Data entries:
============================================================

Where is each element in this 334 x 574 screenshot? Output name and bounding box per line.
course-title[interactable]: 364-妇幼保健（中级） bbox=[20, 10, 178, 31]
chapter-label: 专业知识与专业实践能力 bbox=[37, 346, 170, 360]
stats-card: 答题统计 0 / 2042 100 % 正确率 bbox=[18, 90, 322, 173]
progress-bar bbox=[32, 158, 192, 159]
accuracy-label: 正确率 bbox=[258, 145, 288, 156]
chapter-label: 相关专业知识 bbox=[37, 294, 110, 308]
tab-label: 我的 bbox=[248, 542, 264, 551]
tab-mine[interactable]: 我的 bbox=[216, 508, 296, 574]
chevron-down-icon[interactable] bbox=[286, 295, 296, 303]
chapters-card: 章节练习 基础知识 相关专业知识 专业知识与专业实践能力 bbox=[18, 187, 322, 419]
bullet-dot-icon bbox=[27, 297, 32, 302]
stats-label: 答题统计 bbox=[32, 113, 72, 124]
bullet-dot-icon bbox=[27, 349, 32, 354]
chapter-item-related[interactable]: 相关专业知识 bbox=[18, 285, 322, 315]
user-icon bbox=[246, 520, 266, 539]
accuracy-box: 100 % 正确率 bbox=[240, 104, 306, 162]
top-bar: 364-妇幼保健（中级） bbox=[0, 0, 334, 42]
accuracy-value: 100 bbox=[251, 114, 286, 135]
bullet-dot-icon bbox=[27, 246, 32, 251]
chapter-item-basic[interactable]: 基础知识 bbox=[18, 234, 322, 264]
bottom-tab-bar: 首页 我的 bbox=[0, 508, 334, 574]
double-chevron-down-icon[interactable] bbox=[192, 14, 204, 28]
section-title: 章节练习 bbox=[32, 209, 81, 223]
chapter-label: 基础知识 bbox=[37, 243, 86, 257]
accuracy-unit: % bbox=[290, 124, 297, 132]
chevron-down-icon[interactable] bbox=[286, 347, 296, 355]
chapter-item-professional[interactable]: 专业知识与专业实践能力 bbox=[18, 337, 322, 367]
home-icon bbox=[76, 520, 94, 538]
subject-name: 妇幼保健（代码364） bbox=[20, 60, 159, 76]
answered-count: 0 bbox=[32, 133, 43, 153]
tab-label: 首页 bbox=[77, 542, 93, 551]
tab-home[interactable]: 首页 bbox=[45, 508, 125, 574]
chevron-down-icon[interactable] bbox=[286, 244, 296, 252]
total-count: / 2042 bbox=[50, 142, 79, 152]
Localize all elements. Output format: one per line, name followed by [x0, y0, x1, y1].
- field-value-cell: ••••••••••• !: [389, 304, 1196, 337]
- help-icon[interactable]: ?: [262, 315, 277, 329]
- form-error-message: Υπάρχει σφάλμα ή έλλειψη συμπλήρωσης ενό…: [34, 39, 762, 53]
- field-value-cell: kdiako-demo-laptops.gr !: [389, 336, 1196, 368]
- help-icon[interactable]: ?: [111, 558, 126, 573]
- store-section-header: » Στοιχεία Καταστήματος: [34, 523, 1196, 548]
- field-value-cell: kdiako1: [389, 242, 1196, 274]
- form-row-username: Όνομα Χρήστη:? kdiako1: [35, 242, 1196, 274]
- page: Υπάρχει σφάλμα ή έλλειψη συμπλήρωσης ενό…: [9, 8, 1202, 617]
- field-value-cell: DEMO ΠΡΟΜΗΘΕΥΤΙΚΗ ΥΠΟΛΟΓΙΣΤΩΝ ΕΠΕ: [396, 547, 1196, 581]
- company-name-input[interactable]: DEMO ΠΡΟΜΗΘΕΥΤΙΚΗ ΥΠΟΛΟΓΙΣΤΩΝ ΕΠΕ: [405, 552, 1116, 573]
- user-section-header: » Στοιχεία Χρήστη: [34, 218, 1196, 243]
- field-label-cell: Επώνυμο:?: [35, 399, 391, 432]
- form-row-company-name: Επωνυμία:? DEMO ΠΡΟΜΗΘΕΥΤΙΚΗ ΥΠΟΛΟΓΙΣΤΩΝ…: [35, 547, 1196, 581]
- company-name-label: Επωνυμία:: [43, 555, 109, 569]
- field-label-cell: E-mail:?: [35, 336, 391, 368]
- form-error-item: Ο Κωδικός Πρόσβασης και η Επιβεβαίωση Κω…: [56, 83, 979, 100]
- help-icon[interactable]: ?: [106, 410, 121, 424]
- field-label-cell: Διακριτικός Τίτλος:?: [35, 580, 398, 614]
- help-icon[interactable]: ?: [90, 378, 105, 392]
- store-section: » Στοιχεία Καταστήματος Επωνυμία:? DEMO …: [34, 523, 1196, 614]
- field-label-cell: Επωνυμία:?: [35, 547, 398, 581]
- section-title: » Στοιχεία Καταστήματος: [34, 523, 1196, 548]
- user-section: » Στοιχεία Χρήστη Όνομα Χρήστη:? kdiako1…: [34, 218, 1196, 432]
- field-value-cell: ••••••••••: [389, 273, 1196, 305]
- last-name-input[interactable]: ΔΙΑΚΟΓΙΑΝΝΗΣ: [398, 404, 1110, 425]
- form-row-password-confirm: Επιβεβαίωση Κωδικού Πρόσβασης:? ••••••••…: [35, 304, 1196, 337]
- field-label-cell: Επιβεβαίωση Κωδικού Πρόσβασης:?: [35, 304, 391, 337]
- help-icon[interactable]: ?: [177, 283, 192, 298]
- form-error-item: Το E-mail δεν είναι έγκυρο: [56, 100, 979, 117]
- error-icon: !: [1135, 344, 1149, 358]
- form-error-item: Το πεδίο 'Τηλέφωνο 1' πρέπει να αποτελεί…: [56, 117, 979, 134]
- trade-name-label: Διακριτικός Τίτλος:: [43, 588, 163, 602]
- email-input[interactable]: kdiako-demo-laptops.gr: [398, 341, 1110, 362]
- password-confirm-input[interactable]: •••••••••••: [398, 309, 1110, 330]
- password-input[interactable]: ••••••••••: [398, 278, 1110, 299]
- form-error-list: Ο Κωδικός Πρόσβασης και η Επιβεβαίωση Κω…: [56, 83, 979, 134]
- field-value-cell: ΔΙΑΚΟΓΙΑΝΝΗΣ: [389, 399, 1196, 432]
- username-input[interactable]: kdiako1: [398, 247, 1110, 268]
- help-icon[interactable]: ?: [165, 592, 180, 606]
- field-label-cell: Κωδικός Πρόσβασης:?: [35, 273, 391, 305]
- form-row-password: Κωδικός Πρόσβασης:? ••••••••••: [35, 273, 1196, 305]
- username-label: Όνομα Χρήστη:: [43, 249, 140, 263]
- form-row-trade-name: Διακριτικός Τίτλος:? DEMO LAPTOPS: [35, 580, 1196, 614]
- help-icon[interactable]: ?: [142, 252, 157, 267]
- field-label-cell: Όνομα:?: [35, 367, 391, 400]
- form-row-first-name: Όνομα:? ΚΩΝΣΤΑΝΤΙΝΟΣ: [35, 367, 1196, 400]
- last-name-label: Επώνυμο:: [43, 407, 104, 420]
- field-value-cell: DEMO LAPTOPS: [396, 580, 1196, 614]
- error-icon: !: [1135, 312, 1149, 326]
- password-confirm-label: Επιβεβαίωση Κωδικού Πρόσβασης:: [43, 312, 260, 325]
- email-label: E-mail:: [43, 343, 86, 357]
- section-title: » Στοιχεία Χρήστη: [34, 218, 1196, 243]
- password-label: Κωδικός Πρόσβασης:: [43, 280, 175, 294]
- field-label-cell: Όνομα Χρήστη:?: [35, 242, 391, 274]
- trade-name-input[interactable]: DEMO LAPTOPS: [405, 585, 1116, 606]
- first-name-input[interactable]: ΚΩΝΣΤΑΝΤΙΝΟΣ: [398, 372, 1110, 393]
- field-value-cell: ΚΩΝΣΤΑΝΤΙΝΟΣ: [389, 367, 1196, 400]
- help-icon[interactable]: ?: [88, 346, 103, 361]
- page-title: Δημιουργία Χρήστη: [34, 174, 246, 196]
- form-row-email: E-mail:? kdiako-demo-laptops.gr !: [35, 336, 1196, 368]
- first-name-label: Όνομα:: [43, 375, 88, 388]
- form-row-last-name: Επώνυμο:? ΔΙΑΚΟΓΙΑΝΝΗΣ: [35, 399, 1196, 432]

============================================================

Copy out the rows above word for word, from the very first one through the line with "tab-label: 我的 bbox=[248, 542, 264, 551]", and include both of those lines.

Where is each element in this 334 x 574 screenshot? Output name and bounding box per line.
course-title[interactable]: 364-妇幼保健（中级） bbox=[20, 10, 178, 31]
chapter-label: 专业知识与专业实践能力 bbox=[37, 346, 170, 360]
stats-card: 答题统计 0 / 2042 100 % 正确率 bbox=[18, 90, 322, 173]
progress-bar bbox=[32, 158, 192, 159]
accuracy-label: 正确率 bbox=[258, 145, 288, 156]
chapter-label: 相关专业知识 bbox=[37, 294, 110, 308]
tab-label: 我的 bbox=[248, 542, 264, 551]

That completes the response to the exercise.